PROBLEM REQUIREMENTS ->
Repeat each entry as written and leave the images out of the copy.

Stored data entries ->
========

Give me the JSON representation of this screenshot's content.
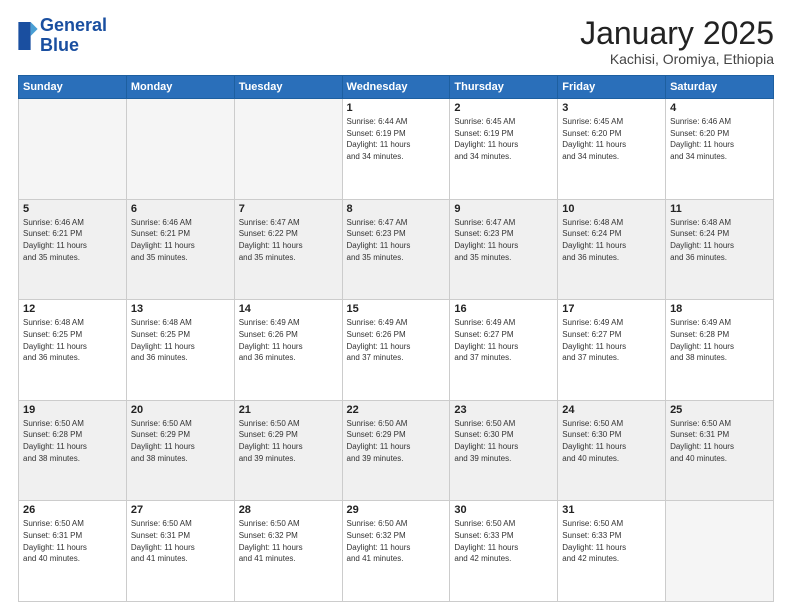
{
  "logo": {
    "line1": "General",
    "line2": "Blue"
  },
  "header": {
    "month": "January 2025",
    "location": "Kachisi, Oromiya, Ethiopia"
  },
  "weekdays": [
    "Sunday",
    "Monday",
    "Tuesday",
    "Wednesday",
    "Thursday",
    "Friday",
    "Saturday"
  ],
  "weeks": [
    [
      {
        "day": "",
        "info": ""
      },
      {
        "day": "",
        "info": ""
      },
      {
        "day": "",
        "info": ""
      },
      {
        "day": "1",
        "info": "Sunrise: 6:44 AM\nSunset: 6:19 PM\nDaylight: 11 hours\nand 34 minutes."
      },
      {
        "day": "2",
        "info": "Sunrise: 6:45 AM\nSunset: 6:19 PM\nDaylight: 11 hours\nand 34 minutes."
      },
      {
        "day": "3",
        "info": "Sunrise: 6:45 AM\nSunset: 6:20 PM\nDaylight: 11 hours\nand 34 minutes."
      },
      {
        "day": "4",
        "info": "Sunrise: 6:46 AM\nSunset: 6:20 PM\nDaylight: 11 hours\nand 34 minutes."
      }
    ],
    [
      {
        "day": "5",
        "info": "Sunrise: 6:46 AM\nSunset: 6:21 PM\nDaylight: 11 hours\nand 35 minutes."
      },
      {
        "day": "6",
        "info": "Sunrise: 6:46 AM\nSunset: 6:21 PM\nDaylight: 11 hours\nand 35 minutes."
      },
      {
        "day": "7",
        "info": "Sunrise: 6:47 AM\nSunset: 6:22 PM\nDaylight: 11 hours\nand 35 minutes."
      },
      {
        "day": "8",
        "info": "Sunrise: 6:47 AM\nSunset: 6:23 PM\nDaylight: 11 hours\nand 35 minutes."
      },
      {
        "day": "9",
        "info": "Sunrise: 6:47 AM\nSunset: 6:23 PM\nDaylight: 11 hours\nand 35 minutes."
      },
      {
        "day": "10",
        "info": "Sunrise: 6:48 AM\nSunset: 6:24 PM\nDaylight: 11 hours\nand 36 minutes."
      },
      {
        "day": "11",
        "info": "Sunrise: 6:48 AM\nSunset: 6:24 PM\nDaylight: 11 hours\nand 36 minutes."
      }
    ],
    [
      {
        "day": "12",
        "info": "Sunrise: 6:48 AM\nSunset: 6:25 PM\nDaylight: 11 hours\nand 36 minutes."
      },
      {
        "day": "13",
        "info": "Sunrise: 6:48 AM\nSunset: 6:25 PM\nDaylight: 11 hours\nand 36 minutes."
      },
      {
        "day": "14",
        "info": "Sunrise: 6:49 AM\nSunset: 6:26 PM\nDaylight: 11 hours\nand 36 minutes."
      },
      {
        "day": "15",
        "info": "Sunrise: 6:49 AM\nSunset: 6:26 PM\nDaylight: 11 hours\nand 37 minutes."
      },
      {
        "day": "16",
        "info": "Sunrise: 6:49 AM\nSunset: 6:27 PM\nDaylight: 11 hours\nand 37 minutes."
      },
      {
        "day": "17",
        "info": "Sunrise: 6:49 AM\nSunset: 6:27 PM\nDaylight: 11 hours\nand 37 minutes."
      },
      {
        "day": "18",
        "info": "Sunrise: 6:49 AM\nSunset: 6:28 PM\nDaylight: 11 hours\nand 38 minutes."
      }
    ],
    [
      {
        "day": "19",
        "info": "Sunrise: 6:50 AM\nSunset: 6:28 PM\nDaylight: 11 hours\nand 38 minutes."
      },
      {
        "day": "20",
        "info": "Sunrise: 6:50 AM\nSunset: 6:29 PM\nDaylight: 11 hours\nand 38 minutes."
      },
      {
        "day": "21",
        "info": "Sunrise: 6:50 AM\nSunset: 6:29 PM\nDaylight: 11 hours\nand 39 minutes."
      },
      {
        "day": "22",
        "info": "Sunrise: 6:50 AM\nSunset: 6:29 PM\nDaylight: 11 hours\nand 39 minutes."
      },
      {
        "day": "23",
        "info": "Sunrise: 6:50 AM\nSunset: 6:30 PM\nDaylight: 11 hours\nand 39 minutes."
      },
      {
        "day": "24",
        "info": "Sunrise: 6:50 AM\nSunset: 6:30 PM\nDaylight: 11 hours\nand 40 minutes."
      },
      {
        "day": "25",
        "info": "Sunrise: 6:50 AM\nSunset: 6:31 PM\nDaylight: 11 hours\nand 40 minutes."
      }
    ],
    [
      {
        "day": "26",
        "info": "Sunrise: 6:50 AM\nSunset: 6:31 PM\nDaylight: 11 hours\nand 40 minutes."
      },
      {
        "day": "27",
        "info": "Sunrise: 6:50 AM\nSunset: 6:31 PM\nDaylight: 11 hours\nand 41 minutes."
      },
      {
        "day": "28",
        "info": "Sunrise: 6:50 AM\nSunset: 6:32 PM\nDaylight: 11 hours\nand 41 minutes."
      },
      {
        "day": "29",
        "info": "Sunrise: 6:50 AM\nSunset: 6:32 PM\nDaylight: 11 hours\nand 41 minutes."
      },
      {
        "day": "30",
        "info": "Sunrise: 6:50 AM\nSunset: 6:33 PM\nDaylight: 11 hours\nand 42 minutes."
      },
      {
        "day": "31",
        "info": "Sunrise: 6:50 AM\nSunset: 6:33 PM\nDaylight: 11 hours\nand 42 minutes."
      },
      {
        "day": "",
        "info": ""
      }
    ]
  ]
}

========

THE REPLY ->
Give me the JSON representation of this screenshot's content.
{
  "logo": {
    "line1": "General",
    "line2": "Blue"
  },
  "header": {
    "month": "January 2025",
    "location": "Kachisi, Oromiya, Ethiopia"
  },
  "weekdays": [
    "Sunday",
    "Monday",
    "Tuesday",
    "Wednesday",
    "Thursday",
    "Friday",
    "Saturday"
  ],
  "weeks": [
    [
      {
        "day": "",
        "info": ""
      },
      {
        "day": "",
        "info": ""
      },
      {
        "day": "",
        "info": ""
      },
      {
        "day": "1",
        "info": "Sunrise: 6:44 AM\nSunset: 6:19 PM\nDaylight: 11 hours\nand 34 minutes."
      },
      {
        "day": "2",
        "info": "Sunrise: 6:45 AM\nSunset: 6:19 PM\nDaylight: 11 hours\nand 34 minutes."
      },
      {
        "day": "3",
        "info": "Sunrise: 6:45 AM\nSunset: 6:20 PM\nDaylight: 11 hours\nand 34 minutes."
      },
      {
        "day": "4",
        "info": "Sunrise: 6:46 AM\nSunset: 6:20 PM\nDaylight: 11 hours\nand 34 minutes."
      }
    ],
    [
      {
        "day": "5",
        "info": "Sunrise: 6:46 AM\nSunset: 6:21 PM\nDaylight: 11 hours\nand 35 minutes."
      },
      {
        "day": "6",
        "info": "Sunrise: 6:46 AM\nSunset: 6:21 PM\nDaylight: 11 hours\nand 35 minutes."
      },
      {
        "day": "7",
        "info": "Sunrise: 6:47 AM\nSunset: 6:22 PM\nDaylight: 11 hours\nand 35 minutes."
      },
      {
        "day": "8",
        "info": "Sunrise: 6:47 AM\nSunset: 6:23 PM\nDaylight: 11 hours\nand 35 minutes."
      },
      {
        "day": "9",
        "info": "Sunrise: 6:47 AM\nSunset: 6:23 PM\nDaylight: 11 hours\nand 35 minutes."
      },
      {
        "day": "10",
        "info": "Sunrise: 6:48 AM\nSunset: 6:24 PM\nDaylight: 11 hours\nand 36 minutes."
      },
      {
        "day": "11",
        "info": "Sunrise: 6:48 AM\nSunset: 6:24 PM\nDaylight: 11 hours\nand 36 minutes."
      }
    ],
    [
      {
        "day": "12",
        "info": "Sunrise: 6:48 AM\nSunset: 6:25 PM\nDaylight: 11 hours\nand 36 minutes."
      },
      {
        "day": "13",
        "info": "Sunrise: 6:48 AM\nSunset: 6:25 PM\nDaylight: 11 hours\nand 36 minutes."
      },
      {
        "day": "14",
        "info": "Sunrise: 6:49 AM\nSunset: 6:26 PM\nDaylight: 11 hours\nand 36 minutes."
      },
      {
        "day": "15",
        "info": "Sunrise: 6:49 AM\nSunset: 6:26 PM\nDaylight: 11 hours\nand 37 minutes."
      },
      {
        "day": "16",
        "info": "Sunrise: 6:49 AM\nSunset: 6:27 PM\nDaylight: 11 hours\nand 37 minutes."
      },
      {
        "day": "17",
        "info": "Sunrise: 6:49 AM\nSunset: 6:27 PM\nDaylight: 11 hours\nand 37 minutes."
      },
      {
        "day": "18",
        "info": "Sunrise: 6:49 AM\nSunset: 6:28 PM\nDaylight: 11 hours\nand 38 minutes."
      }
    ],
    [
      {
        "day": "19",
        "info": "Sunrise: 6:50 AM\nSunset: 6:28 PM\nDaylight: 11 hours\nand 38 minutes."
      },
      {
        "day": "20",
        "info": "Sunrise: 6:50 AM\nSunset: 6:29 PM\nDaylight: 11 hours\nand 38 minutes."
      },
      {
        "day": "21",
        "info": "Sunrise: 6:50 AM\nSunset: 6:29 PM\nDaylight: 11 hours\nand 39 minutes."
      },
      {
        "day": "22",
        "info": "Sunrise: 6:50 AM\nSunset: 6:29 PM\nDaylight: 11 hours\nand 39 minutes."
      },
      {
        "day": "23",
        "info": "Sunrise: 6:50 AM\nSunset: 6:30 PM\nDaylight: 11 hours\nand 39 minutes."
      },
      {
        "day": "24",
        "info": "Sunrise: 6:50 AM\nSunset: 6:30 PM\nDaylight: 11 hours\nand 40 minutes."
      },
      {
        "day": "25",
        "info": "Sunrise: 6:50 AM\nSunset: 6:31 PM\nDaylight: 11 hours\nand 40 minutes."
      }
    ],
    [
      {
        "day": "26",
        "info": "Sunrise: 6:50 AM\nSunset: 6:31 PM\nDaylight: 11 hours\nand 40 minutes."
      },
      {
        "day": "27",
        "info": "Sunrise: 6:50 AM\nSunset: 6:31 PM\nDaylight: 11 hours\nand 41 minutes."
      },
      {
        "day": "28",
        "info": "Sunrise: 6:50 AM\nSunset: 6:32 PM\nDaylight: 11 hours\nand 41 minutes."
      },
      {
        "day": "29",
        "info": "Sunrise: 6:50 AM\nSunset: 6:32 PM\nDaylight: 11 hours\nand 41 minutes."
      },
      {
        "day": "30",
        "info": "Sunrise: 6:50 AM\nSunset: 6:33 PM\nDaylight: 11 hours\nand 42 minutes."
      },
      {
        "day": "31",
        "info": "Sunrise: 6:50 AM\nSunset: 6:33 PM\nDaylight: 11 hours\nand 42 minutes."
      },
      {
        "day": "",
        "info": ""
      }
    ]
  ]
}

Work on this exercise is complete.